• [Task details]:
Repeat every line below exactly, word for word.

• [Data to use]:
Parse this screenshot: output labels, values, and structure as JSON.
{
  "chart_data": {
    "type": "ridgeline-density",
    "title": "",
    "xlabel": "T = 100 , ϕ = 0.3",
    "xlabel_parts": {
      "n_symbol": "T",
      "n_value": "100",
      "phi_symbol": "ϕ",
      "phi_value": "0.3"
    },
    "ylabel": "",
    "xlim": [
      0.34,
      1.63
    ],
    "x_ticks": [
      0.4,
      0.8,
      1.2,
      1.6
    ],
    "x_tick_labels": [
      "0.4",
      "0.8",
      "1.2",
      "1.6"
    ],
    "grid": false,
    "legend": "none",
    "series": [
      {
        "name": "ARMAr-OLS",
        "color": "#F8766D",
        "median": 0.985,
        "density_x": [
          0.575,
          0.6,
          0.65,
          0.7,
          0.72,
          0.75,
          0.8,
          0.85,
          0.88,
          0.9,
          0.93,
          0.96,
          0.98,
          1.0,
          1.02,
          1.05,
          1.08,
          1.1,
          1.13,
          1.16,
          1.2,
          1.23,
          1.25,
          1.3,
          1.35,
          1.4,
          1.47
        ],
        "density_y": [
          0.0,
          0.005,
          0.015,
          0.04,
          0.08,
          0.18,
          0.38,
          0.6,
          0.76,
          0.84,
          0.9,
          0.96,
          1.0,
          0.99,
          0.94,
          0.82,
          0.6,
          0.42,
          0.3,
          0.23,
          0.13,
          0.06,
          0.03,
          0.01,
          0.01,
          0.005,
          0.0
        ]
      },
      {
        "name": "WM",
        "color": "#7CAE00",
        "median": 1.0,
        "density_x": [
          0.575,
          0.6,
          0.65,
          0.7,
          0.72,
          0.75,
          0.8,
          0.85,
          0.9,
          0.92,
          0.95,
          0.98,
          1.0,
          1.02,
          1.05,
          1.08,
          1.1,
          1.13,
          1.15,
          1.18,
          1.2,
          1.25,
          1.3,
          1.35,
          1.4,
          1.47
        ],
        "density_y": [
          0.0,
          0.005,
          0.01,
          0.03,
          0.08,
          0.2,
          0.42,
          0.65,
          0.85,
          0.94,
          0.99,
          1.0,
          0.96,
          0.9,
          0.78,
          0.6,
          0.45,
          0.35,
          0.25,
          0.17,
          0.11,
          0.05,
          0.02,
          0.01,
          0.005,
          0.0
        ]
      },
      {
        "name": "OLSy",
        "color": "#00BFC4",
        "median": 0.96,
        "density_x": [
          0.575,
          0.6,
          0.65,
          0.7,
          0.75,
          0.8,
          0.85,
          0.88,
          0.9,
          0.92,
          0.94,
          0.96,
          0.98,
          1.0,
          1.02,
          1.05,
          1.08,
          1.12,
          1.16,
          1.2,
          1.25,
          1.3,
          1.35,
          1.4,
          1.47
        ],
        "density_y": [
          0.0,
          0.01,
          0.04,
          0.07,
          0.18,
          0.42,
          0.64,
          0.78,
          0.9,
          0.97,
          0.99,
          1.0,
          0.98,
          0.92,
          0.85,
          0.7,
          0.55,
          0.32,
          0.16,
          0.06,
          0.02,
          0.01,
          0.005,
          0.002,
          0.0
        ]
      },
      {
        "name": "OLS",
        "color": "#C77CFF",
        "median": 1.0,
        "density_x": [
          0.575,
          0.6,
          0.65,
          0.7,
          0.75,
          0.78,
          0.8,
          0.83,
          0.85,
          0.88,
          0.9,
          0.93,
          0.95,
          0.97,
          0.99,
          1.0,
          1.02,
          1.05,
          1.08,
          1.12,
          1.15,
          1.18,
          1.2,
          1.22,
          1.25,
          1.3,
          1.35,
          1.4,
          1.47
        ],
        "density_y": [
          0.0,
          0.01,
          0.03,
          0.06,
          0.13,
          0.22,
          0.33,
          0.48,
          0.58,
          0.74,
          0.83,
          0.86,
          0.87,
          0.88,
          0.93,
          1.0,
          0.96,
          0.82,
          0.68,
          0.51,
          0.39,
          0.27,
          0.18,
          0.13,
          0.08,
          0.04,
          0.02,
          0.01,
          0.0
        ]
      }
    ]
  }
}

• [Worked answer]:
Parse this screenshot: output labels, values, and structure as JSON.
{
  "chart_data": {
    "type": "ridgeline-density",
    "title": "",
    "xlabel": "T = 100 , ϕ = 0.3",
    "xlabel_parts": {
      "n_symbol": "T",
      "n_value": "100",
      "phi_symbol": "ϕ",
      "phi_value": "0.3"
    },
    "ylabel": "",
    "xlim": [
      0.34,
      1.63
    ],
    "x_ticks": [
      0.4,
      0.8,
      1.2,
      1.6
    ],
    "x_tick_labels": [
      "0.4",
      "0.8",
      "1.2",
      "1.6"
    ],
    "grid": false,
    "legend": "none",
    "series": [
      {
        "name": "ARMAr-OLS",
        "color": "#F8766D",
        "median": 0.985,
        "density_x": [
          0.575,
          0.6,
          0.65,
          0.7,
          0.72,
          0.75,
          0.8,
          0.85,
          0.88,
          0.9,
          0.93,
          0.96,
          0.98,
          1.0,
          1.02,
          1.05,
          1.08,
          1.1,
          1.13,
          1.16,
          1.2,
          1.23,
          1.25,
          1.3,
          1.35,
          1.4,
          1.47
        ],
        "density_y": [
          0.0,
          0.005,
          0.015,
          0.04,
          0.08,
          0.18,
          0.38,
          0.6,
          0.76,
          0.84,
          0.9,
          0.96,
          1.0,
          0.99,
          0.94,
          0.82,
          0.6,
          0.42,
          0.3,
          0.23,
          0.13,
          0.06,
          0.03,
          0.01,
          0.01,
          0.005,
          0.0
        ]
      },
      {
        "name": "WM",
        "color": "#7CAE00",
        "median": 1.0,
        "density_x": [
          0.575,
          0.6,
          0.65,
          0.7,
          0.72,
          0.75,
          0.8,
          0.85,
          0.9,
          0.92,
          0.95,
          0.98,
          1.0,
          1.02,
          1.05,
          1.08,
          1.1,
          1.13,
          1.15,
          1.18,
          1.2,
          1.25,
          1.3,
          1.35,
          1.4,
          1.47
        ],
        "density_y": [
          0.0,
          0.005,
          0.01,
          0.03,
          0.08,
          0.2,
          0.42,
          0.65,
          0.85,
          0.94,
          0.99,
          1.0,
          0.96,
          0.9,
          0.78,
          0.6,
          0.45,
          0.35,
          0.25,
          0.17,
          0.11,
          0.05,
          0.02,
          0.01,
          0.005,
          0.0
        ]
      },
      {
        "name": "OLSy",
        "color": "#00BFC4",
        "median": 0.96,
        "density_x": [
          0.575,
          0.6,
          0.65,
          0.7,
          0.75,
          0.8,
          0.85,
          0.88,
          0.9,
          0.92,
          0.94,
          0.96,
          0.98,
          1.0,
          1.02,
          1.05,
          1.08,
          1.12,
          1.16,
          1.2,
          1.25,
          1.3,
          1.35,
          1.4,
          1.47
        ],
        "density_y": [
          0.0,
          0.01,
          0.04,
          0.07,
          0.18,
          0.42,
          0.64,
          0.78,
          0.9,
          0.97,
          0.99,
          1.0,
          0.98,
          0.92,
          0.85,
          0.7,
          0.55,
          0.32,
          0.16,
          0.06,
          0.02,
          0.01,
          0.005,
          0.002,
          0.0
        ]
      },
      {
        "name": "OLS",
        "color": "#C77CFF",
        "median": 1.0,
        "density_x": [
          0.575,
          0.6,
          0.65,
          0.7,
          0.75,
          0.78,
          0.8,
          0.83,
          0.85,
          0.88,
          0.9,
          0.93,
          0.95,
          0.97,
          0.99,
          1.0,
          1.02,
          1.05,
          1.08,
          1.12,
          1.15,
          1.18,
          1.2,
          1.22,
          1.25,
          1.3,
          1.35,
          1.4,
          1.47
        ],
        "density_y": [
          0.0,
          0.01,
          0.03,
          0.06,
          0.13,
          0.22,
          0.33,
          0.48,
          0.58,
          0.74,
          0.83,
          0.86,
          0.87,
          0.88,
          0.93,
          1.0,
          0.96,
          0.82,
          0.68,
          0.51,
          0.39,
          0.27,
          0.18,
          0.13,
          0.08,
          0.04,
          0.02,
          0.01,
          0.0
        ]
      }
    ]
  }
}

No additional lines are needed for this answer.